▸ PROBLEM DETAILS
Each record must be retyped in full. No character may differ.
☆ ☆ ☆
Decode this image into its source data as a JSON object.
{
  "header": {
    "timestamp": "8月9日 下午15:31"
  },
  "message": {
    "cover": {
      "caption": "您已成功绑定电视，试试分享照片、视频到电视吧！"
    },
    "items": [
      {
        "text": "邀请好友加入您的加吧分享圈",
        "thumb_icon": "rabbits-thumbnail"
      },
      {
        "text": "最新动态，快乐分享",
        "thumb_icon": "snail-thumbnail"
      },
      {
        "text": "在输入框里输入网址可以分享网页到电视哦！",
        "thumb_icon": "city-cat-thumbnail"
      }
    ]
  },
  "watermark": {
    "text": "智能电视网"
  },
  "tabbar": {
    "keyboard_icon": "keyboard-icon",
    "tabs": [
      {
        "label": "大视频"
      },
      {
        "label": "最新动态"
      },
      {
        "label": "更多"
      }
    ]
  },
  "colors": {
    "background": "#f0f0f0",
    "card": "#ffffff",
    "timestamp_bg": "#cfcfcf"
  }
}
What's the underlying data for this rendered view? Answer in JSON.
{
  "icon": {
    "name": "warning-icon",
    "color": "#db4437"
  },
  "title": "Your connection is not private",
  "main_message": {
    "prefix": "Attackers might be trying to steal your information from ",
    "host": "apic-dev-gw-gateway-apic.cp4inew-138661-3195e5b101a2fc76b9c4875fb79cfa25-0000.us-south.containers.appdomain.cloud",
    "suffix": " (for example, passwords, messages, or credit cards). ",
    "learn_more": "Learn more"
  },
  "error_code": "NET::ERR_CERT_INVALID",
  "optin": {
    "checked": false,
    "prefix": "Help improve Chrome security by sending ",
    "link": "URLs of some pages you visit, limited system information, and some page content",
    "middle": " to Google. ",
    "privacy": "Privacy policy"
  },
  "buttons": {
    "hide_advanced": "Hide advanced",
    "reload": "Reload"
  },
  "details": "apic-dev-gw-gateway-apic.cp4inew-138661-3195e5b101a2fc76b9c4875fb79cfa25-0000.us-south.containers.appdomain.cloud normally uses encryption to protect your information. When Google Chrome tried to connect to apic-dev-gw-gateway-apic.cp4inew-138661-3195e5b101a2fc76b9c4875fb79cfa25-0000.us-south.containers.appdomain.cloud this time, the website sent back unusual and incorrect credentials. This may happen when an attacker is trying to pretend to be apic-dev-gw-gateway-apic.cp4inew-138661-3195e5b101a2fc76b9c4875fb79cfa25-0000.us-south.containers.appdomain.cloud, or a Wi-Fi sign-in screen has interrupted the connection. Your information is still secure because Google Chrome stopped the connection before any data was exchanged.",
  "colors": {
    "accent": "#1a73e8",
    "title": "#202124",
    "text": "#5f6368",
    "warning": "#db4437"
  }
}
☆ ☆ ☆
▸ SOLUTION FOR THIS PROBLEM
Decode this image into its source data as a JSON object.
{
  "header": {
    "timestamp": "8月9日 下午15:31"
  },
  "message": {
    "cover": {
      "caption": "您已成功绑定电视，试试分享照片、视频到电视吧！"
    },
    "items": [
      {
        "text": "邀请好友加入您的加吧分享圈",
        "thumb_icon": "rabbits-thumbnail"
      },
      {
        "text": "最新动态，快乐分享",
        "thumb_icon": "snail-thumbnail"
      },
      {
        "text": "在输入框里输入网址可以分享网页到电视哦！",
        "thumb_icon": "city-cat-thumbnail"
      }
    ]
  },
  "watermark": {
    "text": "智能电视网"
  },
  "tabbar": {
    "keyboard_icon": "keyboard-icon",
    "tabs": [
      {
        "label": "大视频"
      },
      {
        "label": "最新动态"
      },
      {
        "label": "更多"
      }
    ]
  },
  "colors": {
    "background": "#f0f0f0",
    "card": "#ffffff",
    "timestamp_bg": "#cfcfcf"
  }
}
What's the underlying data for this rendered view? Answer in JSON.
{
  "icon": {
    "name": "warning-icon",
    "color": "#db4437"
  },
  "title": "Your connection is not private",
  "main_message": {
    "prefix": "Attackers might be trying to steal your information from ",
    "host": "apic-dev-gw-gateway-apic.cp4inew-138661-3195e5b101a2fc76b9c4875fb79cfa25-0000.us-south.containers.appdomain.cloud",
    "suffix": " (for example, passwords, messages, or credit cards). ",
    "learn_more": "Learn more"
  },
  "error_code": "NET::ERR_CERT_INVALID",
  "optin": {
    "checked": false,
    "prefix": "Help improve Chrome security by sending ",
    "link": "URLs of some pages you visit, limited system information, and some page content",
    "middle": " to Google. ",
    "privacy": "Privacy policy"
  },
  "buttons": {
    "hide_advanced": "Hide advanced",
    "reload": "Reload"
  },
  "details": "apic-dev-gw-gateway-apic.cp4inew-138661-3195e5b101a2fc76b9c4875fb79cfa25-0000.us-south.containers.appdomain.cloud normally uses encryption to protect your information. When Google Chrome tried to connect to apic-dev-gw-gateway-apic.cp4inew-138661-3195e5b101a2fc76b9c4875fb79cfa25-0000.us-south.containers.appdomain.cloud this time, the website sent back unusual and incorrect credentials. This may happen when an attacker is trying to pretend to be apic-dev-gw-gateway-apic.cp4inew-138661-3195e5b101a2fc76b9c4875fb79cfa25-0000.us-south.containers.appdomain.cloud, or a Wi-Fi sign-in screen has interrupted the connection. Your information is still secure because Google Chrome stopped the connection before any data was exchanged.",
  "colors": {
    "accent": "#1a73e8",
    "title": "#202124",
    "text": "#5f6368",
    "warning": "#db4437"
  }
}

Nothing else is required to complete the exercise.